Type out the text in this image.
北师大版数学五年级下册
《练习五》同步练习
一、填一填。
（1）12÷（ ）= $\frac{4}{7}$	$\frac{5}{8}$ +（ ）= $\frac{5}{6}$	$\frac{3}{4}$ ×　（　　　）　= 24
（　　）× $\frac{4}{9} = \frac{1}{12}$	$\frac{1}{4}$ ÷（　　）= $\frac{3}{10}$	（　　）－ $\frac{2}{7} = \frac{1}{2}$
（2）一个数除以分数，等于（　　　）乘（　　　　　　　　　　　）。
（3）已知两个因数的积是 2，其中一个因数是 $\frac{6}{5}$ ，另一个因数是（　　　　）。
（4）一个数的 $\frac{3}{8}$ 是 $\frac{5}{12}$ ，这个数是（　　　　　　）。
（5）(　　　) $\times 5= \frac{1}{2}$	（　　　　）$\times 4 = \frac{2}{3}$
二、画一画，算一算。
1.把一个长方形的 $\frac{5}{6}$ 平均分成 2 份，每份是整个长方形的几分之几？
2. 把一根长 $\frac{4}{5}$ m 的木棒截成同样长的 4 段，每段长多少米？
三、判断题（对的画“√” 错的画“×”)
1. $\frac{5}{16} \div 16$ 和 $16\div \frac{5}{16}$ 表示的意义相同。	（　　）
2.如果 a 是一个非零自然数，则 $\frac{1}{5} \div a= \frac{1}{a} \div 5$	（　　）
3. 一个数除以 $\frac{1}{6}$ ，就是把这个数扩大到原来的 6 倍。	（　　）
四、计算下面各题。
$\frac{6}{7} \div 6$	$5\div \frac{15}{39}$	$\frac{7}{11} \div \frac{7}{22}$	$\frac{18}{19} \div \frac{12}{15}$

SHORT PROBLEM | Search the listing for the word "frac". Copy every line in which it occurs.

REPLY TO THE TASK |
（1）12÷（ ）= $\frac{4}{7}$	$\frac{5}{8}$ +（ ）= $\frac{5}{6}$	$\frac{3}{4}$ ×　（　　　）　= 24
（　　）× $\frac{4}{9} = \frac{1}{12}$	$\frac{1}{4}$ ÷（　　）= $\frac{3}{10}$	（　　）－ $\frac{2}{7} = \frac{1}{2}$
（3）已知两个因数的积是 2，其中一个因数是 $\frac{6}{5}$ ，另一个因数是（　　　　）。
（4）一个数的 $\frac{3}{8}$ 是 $\frac{5}{12}$ ，这个数是（　　　　　　）。
（5）(　　　) $\times 5= \frac{1}{2}$	（　　　　）$\times 4 = \frac{2}{3}$
1.把一个长方形的 $\frac{5}{6}$ 平均分成 2 份，每份是整个长方形的几分之几？
2. 把一根长 $\frac{4}{5}$ m 的木棒截成同样长的 4 段，每段长多少米？
1. $\frac{5}{16} \div 16$ 和 $16\div \frac{5}{16}$ 表示的意义相同。	（　　）
2.如果 a 是一个非零自然数，则 $\frac{1}{5} \div a= \frac{1}{a} \div 5$	（　　）
3. 一个数除以 $\frac{1}{6}$ ，就是把这个数扩大到原来的 6 倍。	（　　）
$\frac{6}{7} \div 6$	$5\div \frac{15}{39}$	$\frac{7}{11} \div \frac{7}{22}$	$\frac{18}{19} \div \frac{12}{15}$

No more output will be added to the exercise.